= Requirement =
Go through the entries below and count the lines holding the word "Salpeter". Reply with only the number, please.

━━━━━━

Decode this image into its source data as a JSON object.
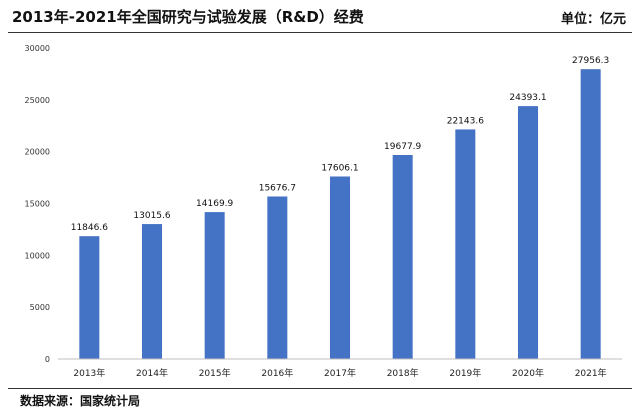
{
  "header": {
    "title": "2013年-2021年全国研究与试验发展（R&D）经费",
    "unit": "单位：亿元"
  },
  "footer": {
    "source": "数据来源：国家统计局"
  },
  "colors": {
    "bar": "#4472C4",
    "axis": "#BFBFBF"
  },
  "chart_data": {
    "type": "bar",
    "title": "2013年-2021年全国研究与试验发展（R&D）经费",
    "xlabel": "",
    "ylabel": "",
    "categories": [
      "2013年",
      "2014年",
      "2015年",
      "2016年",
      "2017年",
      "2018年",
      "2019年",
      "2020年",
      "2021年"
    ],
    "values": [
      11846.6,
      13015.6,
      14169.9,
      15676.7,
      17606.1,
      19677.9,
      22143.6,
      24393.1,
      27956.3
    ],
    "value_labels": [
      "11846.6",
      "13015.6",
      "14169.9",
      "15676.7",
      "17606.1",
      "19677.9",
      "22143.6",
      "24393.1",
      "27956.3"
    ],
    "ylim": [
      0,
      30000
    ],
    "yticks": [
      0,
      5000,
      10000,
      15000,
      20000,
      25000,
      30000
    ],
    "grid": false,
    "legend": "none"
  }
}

━━━━━━

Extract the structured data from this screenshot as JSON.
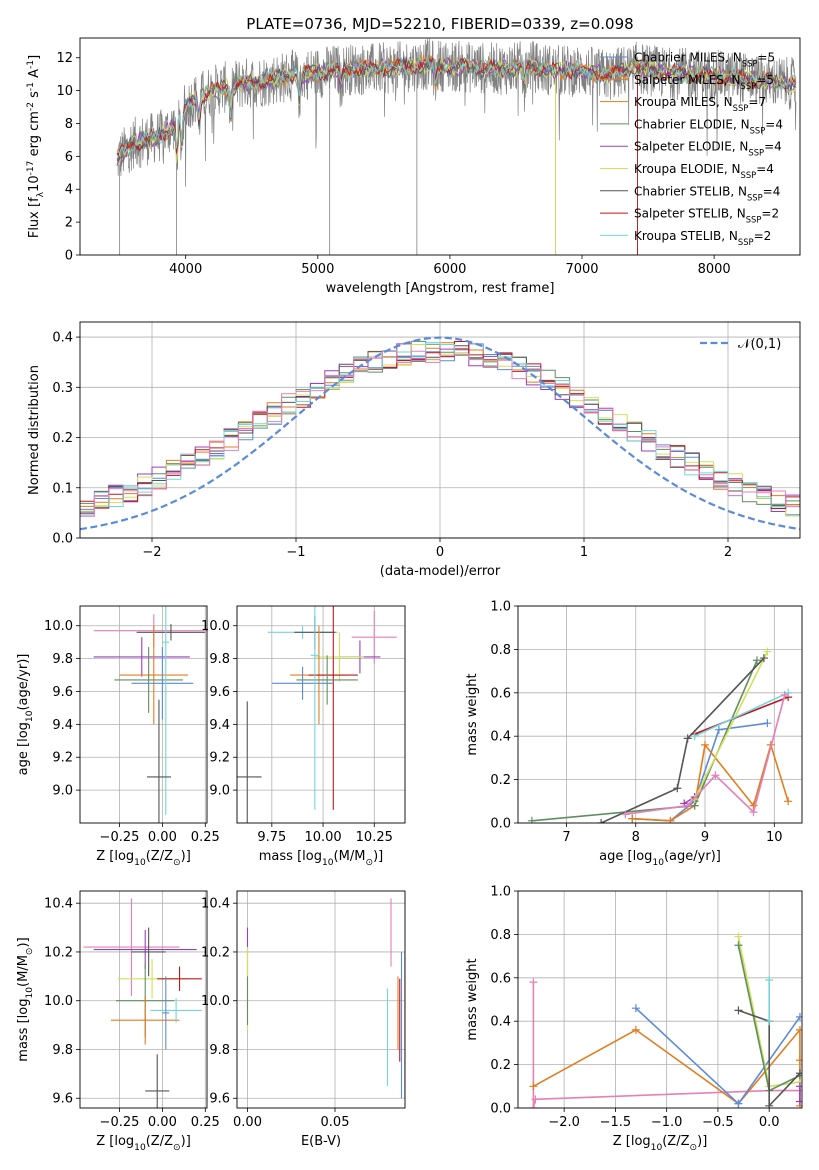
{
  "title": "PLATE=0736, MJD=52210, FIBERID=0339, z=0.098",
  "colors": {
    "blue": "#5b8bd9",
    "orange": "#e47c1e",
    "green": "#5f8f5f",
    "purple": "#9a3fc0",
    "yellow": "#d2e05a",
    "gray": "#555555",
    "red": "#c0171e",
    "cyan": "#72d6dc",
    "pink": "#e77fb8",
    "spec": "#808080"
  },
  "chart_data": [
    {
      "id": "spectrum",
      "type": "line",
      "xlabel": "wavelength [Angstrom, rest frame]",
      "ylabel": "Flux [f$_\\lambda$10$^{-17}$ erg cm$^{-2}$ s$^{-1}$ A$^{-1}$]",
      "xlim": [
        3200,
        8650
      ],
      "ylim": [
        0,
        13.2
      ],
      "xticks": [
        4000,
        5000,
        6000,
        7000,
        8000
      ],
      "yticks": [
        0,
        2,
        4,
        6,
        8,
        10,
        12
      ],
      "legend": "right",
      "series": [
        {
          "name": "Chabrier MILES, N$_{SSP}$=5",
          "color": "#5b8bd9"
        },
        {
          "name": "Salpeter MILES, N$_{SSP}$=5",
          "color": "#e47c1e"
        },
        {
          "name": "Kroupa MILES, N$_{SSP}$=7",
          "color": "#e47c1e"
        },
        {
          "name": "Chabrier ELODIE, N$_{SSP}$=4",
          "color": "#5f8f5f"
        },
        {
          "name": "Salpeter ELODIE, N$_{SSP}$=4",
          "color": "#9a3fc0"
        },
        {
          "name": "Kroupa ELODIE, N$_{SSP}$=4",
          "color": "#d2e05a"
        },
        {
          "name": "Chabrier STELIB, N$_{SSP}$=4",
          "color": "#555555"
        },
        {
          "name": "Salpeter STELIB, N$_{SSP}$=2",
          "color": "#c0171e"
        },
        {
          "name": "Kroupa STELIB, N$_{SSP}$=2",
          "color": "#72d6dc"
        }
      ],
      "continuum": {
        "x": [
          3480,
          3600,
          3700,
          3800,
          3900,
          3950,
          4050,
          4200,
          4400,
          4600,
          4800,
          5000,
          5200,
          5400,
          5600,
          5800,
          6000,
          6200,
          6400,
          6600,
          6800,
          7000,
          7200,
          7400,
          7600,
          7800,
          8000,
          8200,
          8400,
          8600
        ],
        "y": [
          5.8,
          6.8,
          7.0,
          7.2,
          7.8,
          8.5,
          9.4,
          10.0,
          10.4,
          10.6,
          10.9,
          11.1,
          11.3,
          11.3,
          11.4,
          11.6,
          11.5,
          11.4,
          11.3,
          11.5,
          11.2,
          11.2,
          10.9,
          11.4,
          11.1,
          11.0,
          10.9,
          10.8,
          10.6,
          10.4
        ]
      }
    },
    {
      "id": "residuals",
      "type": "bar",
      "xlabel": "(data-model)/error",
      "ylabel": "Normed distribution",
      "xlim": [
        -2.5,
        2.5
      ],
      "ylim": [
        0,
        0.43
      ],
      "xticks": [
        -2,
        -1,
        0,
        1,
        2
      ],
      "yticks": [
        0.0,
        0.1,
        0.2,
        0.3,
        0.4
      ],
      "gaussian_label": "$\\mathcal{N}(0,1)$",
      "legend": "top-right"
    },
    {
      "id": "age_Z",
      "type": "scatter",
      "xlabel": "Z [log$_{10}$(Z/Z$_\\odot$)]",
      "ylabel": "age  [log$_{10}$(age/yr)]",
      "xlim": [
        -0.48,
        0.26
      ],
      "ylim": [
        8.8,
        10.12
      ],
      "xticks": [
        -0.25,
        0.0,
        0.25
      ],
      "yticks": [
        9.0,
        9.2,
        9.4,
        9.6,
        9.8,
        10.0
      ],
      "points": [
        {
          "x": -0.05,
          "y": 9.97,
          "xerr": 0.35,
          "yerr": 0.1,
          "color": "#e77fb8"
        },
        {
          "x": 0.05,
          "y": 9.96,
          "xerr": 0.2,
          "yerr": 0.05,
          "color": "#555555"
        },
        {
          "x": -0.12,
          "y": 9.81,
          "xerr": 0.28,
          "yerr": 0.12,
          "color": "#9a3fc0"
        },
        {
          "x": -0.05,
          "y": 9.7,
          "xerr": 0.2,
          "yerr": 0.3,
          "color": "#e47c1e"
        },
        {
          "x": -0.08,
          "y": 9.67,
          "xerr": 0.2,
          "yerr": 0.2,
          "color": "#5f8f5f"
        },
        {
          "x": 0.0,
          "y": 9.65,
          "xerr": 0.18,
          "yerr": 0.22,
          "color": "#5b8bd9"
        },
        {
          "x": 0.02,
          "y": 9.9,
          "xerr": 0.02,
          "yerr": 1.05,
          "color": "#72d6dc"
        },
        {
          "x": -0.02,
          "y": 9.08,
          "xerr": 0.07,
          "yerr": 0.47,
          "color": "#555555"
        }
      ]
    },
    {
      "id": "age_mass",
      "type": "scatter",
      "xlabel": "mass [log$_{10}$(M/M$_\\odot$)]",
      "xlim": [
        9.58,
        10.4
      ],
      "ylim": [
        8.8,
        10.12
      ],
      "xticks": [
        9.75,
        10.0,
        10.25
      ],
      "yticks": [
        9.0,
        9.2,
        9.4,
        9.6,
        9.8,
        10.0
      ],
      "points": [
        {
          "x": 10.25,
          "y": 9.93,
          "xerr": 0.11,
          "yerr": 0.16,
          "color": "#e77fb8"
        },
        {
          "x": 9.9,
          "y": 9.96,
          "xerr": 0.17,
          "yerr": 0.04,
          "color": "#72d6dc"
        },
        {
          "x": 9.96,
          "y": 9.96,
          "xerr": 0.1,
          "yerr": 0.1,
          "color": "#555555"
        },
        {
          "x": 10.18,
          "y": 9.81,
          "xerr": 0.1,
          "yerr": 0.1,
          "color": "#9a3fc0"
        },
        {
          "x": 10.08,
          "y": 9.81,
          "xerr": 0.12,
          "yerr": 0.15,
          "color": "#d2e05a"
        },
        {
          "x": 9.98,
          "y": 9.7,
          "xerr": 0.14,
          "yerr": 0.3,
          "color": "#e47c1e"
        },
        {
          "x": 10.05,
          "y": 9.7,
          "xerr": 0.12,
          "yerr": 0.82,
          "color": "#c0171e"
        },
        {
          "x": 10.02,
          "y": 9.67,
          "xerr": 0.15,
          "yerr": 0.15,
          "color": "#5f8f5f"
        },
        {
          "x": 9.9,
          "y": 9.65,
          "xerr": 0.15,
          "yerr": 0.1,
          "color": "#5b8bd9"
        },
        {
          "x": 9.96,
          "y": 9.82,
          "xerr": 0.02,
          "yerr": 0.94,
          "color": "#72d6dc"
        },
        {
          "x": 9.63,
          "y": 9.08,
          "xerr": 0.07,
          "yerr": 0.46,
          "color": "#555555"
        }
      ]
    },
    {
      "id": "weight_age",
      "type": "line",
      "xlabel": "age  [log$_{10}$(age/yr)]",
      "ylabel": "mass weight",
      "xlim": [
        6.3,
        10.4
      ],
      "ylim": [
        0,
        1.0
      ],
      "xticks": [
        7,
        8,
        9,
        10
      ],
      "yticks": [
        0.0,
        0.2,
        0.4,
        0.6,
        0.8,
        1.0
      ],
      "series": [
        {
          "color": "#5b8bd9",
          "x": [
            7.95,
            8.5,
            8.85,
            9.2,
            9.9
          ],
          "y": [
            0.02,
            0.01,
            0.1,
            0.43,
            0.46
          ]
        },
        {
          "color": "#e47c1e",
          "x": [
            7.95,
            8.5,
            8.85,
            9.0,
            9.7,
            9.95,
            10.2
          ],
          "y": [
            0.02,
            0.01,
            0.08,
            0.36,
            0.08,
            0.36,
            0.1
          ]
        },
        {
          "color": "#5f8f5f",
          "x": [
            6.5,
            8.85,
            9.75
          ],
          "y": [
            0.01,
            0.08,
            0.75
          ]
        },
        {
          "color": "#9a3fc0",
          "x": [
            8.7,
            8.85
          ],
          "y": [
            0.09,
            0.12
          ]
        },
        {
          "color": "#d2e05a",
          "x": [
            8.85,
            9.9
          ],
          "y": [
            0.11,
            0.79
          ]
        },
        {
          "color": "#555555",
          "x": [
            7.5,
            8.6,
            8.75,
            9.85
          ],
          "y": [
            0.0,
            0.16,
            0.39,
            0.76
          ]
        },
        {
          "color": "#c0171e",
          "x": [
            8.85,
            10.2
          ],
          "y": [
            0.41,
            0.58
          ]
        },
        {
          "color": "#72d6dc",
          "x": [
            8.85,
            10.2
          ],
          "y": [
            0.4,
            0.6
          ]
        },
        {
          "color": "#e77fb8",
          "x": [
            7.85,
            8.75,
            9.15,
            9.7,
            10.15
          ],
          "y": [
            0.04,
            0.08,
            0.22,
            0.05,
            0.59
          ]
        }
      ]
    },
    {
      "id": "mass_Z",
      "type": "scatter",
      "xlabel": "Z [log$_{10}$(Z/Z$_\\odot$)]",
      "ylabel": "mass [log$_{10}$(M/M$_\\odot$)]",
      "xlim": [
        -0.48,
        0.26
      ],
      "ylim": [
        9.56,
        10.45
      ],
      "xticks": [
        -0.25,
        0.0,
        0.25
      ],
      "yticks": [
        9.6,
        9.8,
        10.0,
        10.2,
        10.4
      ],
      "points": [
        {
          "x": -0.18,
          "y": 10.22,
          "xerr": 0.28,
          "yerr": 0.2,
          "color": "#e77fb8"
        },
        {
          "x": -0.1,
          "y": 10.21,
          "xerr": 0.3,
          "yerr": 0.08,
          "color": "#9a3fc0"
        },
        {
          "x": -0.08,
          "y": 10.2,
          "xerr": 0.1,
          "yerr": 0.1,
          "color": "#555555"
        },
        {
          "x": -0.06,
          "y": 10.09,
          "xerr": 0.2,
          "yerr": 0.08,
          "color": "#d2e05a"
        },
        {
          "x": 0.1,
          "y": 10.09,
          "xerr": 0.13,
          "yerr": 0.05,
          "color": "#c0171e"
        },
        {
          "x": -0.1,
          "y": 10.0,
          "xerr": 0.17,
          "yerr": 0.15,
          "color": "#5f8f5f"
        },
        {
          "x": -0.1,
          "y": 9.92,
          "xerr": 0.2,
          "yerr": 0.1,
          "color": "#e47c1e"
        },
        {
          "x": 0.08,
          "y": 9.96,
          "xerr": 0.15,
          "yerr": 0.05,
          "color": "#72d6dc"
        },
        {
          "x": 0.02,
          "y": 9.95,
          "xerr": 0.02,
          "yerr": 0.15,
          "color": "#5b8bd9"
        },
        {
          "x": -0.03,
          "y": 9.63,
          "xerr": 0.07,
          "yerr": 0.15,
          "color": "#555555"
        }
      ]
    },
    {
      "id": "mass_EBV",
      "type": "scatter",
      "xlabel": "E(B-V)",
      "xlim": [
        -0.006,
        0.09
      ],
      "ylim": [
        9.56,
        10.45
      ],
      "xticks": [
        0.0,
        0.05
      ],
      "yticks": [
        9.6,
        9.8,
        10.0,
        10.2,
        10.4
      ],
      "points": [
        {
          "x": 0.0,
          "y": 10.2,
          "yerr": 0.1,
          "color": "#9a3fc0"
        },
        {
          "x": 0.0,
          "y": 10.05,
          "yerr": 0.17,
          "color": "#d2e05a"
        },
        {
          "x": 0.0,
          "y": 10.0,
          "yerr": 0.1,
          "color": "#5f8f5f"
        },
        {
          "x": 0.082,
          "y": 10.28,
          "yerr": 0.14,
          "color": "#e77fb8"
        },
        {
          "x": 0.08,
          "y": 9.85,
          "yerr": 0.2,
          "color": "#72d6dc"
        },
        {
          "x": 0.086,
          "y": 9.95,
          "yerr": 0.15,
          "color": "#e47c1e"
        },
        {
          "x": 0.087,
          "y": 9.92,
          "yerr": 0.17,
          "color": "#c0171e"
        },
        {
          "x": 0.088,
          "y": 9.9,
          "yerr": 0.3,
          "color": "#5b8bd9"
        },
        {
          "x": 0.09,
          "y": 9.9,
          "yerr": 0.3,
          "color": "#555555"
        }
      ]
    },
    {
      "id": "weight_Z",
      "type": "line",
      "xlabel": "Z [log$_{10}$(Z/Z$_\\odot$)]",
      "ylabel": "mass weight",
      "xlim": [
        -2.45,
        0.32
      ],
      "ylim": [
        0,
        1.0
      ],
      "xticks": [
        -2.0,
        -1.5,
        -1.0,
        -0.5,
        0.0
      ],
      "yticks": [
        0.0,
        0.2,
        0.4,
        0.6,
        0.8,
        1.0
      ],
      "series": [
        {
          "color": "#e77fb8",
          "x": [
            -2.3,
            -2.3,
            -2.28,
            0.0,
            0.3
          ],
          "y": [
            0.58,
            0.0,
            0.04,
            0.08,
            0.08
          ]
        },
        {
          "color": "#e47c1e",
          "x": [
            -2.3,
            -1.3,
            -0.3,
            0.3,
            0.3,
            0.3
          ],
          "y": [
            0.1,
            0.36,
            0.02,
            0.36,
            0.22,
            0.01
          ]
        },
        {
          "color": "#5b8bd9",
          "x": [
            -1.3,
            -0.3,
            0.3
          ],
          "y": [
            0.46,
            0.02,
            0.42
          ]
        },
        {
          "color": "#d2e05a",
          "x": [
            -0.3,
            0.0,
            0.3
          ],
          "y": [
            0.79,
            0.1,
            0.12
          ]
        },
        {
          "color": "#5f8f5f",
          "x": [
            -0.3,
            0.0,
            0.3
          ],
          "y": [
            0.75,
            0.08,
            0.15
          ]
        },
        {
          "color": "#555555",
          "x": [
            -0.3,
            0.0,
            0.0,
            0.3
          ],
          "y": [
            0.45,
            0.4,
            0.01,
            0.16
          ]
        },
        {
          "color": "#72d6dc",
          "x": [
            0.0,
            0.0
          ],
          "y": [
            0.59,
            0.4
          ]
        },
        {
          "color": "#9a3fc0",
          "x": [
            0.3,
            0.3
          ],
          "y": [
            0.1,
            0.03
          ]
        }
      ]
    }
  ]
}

━━━━━━

= Solution =
3